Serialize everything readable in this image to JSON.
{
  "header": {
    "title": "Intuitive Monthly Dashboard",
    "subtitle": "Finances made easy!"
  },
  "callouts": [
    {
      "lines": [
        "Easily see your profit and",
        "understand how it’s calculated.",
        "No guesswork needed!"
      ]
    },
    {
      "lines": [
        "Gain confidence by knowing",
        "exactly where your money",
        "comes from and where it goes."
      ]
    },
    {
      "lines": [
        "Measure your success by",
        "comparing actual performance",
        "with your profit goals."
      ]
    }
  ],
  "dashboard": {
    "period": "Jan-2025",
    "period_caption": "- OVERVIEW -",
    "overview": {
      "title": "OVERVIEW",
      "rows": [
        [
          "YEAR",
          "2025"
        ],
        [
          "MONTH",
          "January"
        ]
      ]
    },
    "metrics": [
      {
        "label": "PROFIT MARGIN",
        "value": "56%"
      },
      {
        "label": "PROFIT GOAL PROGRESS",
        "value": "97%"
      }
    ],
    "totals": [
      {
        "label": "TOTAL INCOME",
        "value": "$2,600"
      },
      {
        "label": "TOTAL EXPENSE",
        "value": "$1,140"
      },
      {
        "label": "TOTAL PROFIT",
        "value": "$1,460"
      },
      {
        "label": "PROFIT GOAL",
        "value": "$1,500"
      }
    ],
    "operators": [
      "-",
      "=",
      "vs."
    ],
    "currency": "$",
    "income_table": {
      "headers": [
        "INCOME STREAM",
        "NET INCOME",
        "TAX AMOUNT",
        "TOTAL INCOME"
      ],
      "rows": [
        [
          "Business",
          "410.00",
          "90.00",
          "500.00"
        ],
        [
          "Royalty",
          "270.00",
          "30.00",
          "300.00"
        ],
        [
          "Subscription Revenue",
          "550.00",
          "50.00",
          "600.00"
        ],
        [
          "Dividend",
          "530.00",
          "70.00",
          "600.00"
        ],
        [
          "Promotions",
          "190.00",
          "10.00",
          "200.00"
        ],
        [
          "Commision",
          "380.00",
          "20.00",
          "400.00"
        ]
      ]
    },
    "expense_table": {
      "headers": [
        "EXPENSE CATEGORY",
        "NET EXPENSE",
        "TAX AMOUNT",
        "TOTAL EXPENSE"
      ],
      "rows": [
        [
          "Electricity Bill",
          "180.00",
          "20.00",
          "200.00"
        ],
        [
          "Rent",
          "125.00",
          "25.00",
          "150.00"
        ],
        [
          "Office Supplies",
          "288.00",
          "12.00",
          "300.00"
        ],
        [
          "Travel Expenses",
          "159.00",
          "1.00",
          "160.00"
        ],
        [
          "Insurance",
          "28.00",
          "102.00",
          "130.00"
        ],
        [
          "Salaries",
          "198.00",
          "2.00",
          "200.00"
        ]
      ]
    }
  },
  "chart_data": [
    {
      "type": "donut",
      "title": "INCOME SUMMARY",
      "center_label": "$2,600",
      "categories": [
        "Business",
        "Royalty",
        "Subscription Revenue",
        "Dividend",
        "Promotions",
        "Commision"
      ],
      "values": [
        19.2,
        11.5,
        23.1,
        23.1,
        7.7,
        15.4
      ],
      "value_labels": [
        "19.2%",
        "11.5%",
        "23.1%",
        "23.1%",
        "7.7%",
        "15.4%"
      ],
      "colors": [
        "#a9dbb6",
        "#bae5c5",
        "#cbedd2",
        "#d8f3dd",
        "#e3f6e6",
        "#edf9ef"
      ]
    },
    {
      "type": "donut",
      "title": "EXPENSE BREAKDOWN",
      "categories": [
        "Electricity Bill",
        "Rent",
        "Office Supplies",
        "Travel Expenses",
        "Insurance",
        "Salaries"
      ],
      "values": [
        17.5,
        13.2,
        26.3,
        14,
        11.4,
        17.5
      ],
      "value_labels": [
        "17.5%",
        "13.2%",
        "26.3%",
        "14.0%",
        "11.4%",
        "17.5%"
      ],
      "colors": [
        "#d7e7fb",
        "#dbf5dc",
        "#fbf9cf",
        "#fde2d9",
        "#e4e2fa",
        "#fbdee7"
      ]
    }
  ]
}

....

# WHAT IS ASKED:
Set down all of the entries exactly, please.

# TASK ANSWER:
Serialize everything readable in this image to JSON.
{
  "header": {
    "title": "Intuitive Monthly Dashboard",
    "subtitle": "Finances made easy!"
  },
  "callouts": [
    {
      "lines": [
        "Easily see your profit and",
        "understand how it’s calculated.",
        "No guesswork needed!"
      ]
    },
    {
      "lines": [
        "Gain confidence by knowing",
        "exactly where your money",
        "comes from and where it goes."
      ]
    },
    {
      "lines": [
        "Measure your success by",
        "comparing actual performance",
        "with your profit goals."
      ]
    }
  ],
  "dashboard": {
    "period": "Jan-2025",
    "period_caption": "- OVERVIEW -",
    "overview": {
      "title": "OVERVIEW",
      "rows": [
        [
          "YEAR",
          "2025"
        ],
        [
          "MONTH",
          "January"
        ]
      ]
    },
    "metrics": [
      {
        "label": "PROFIT MARGIN",
        "value": "56%"
      },
      {
        "label": "PROFIT GOAL PROGRESS",
        "value": "97%"
      }
    ],
    "totals": [
      {
        "label": "TOTAL INCOME",
        "value": "$2,600"
      },
      {
        "label": "TOTAL EXPENSE",
        "value": "$1,140"
      },
      {
        "label": "TOTAL PROFIT",
        "value": "$1,460"
      },
      {
        "label": "PROFIT GOAL",
        "value": "$1,500"
      }
    ],
    "operators": [
      "-",
      "=",
      "vs."
    ],
    "currency": "$",
    "income_table": {
      "headers": [
        "INCOME STREAM",
        "NET INCOME",
        "TAX AMOUNT",
        "TOTAL INCOME"
      ],
      "rows": [
        [
          "Business",
          "410.00",
          "90.00",
          "500.00"
        ],
        [
          "Royalty",
          "270.00",
          "30.00",
          "300.00"
        ],
        [
          "Subscription Revenue",
          "550.00",
          "50.00",
          "600.00"
        ],
        [
          "Dividend",
          "530.00",
          "70.00",
          "600.00"
        ],
        [
          "Promotions",
          "190.00",
          "10.00",
          "200.00"
        ],
        [
          "Commision",
          "380.00",
          "20.00",
          "400.00"
        ]
      ]
    },
    "expense_table": {
      "headers": [
        "EXPENSE CATEGORY",
        "NET EXPENSE",
        "TAX AMOUNT",
        "TOTAL EXPENSE"
      ],
      "rows": [
        [
          "Electricity Bill",
          "180.00",
          "20.00",
          "200.00"
        ],
        [
          "Rent",
          "125.00",
          "25.00",
          "150.00"
        ],
        [
          "Office Supplies",
          "288.00",
          "12.00",
          "300.00"
        ],
        [
          "Travel Expenses",
          "159.00",
          "1.00",
          "160.00"
        ],
        [
          "Insurance",
          "28.00",
          "102.00",
          "130.00"
        ],
        [
          "Salaries",
          "198.00",
          "2.00",
          "200.00"
        ]
      ]
    }
  },
  "chart_data": [
    {
      "type": "donut",
      "title": "INCOME SUMMARY",
      "center_label": "$2,600",
      "categories": [
        "Business",
        "Royalty",
        "Subscription Revenue",
        "Dividend",
        "Promotions",
        "Commision"
      ],
      "values": [
        19.2,
        11.5,
        23.1,
        23.1,
        7.7,
        15.4
      ],
      "value_labels": [
        "19.2%",
        "11.5%",
        "23.1%",
        "23.1%",
        "7.7%",
        "15.4%"
      ],
      "colors": [
        "#a9dbb6",
        "#bae5c5",
        "#cbedd2",
        "#d8f3dd",
        "#e3f6e6",
        "#edf9ef"
      ]
    },
    {
      "type": "donut",
      "title": "EXPENSE BREAKDOWN",
      "categories": [
        "Electricity Bill",
        "Rent",
        "Office Supplies",
        "Travel Expenses",
        "Insurance",
        "Salaries"
      ],
      "values": [
        17.5,
        13.2,
        26.3,
        14,
        11.4,
        17.5
      ],
      "value_labels": [
        "17.5%",
        "13.2%",
        "26.3%",
        "14.0%",
        "11.4%",
        "17.5%"
      ],
      "colors": [
        "#d7e7fb",
        "#dbf5dc",
        "#fbf9cf",
        "#fde2d9",
        "#e4e2fa",
        "#fbdee7"
      ]
    }
  ]
}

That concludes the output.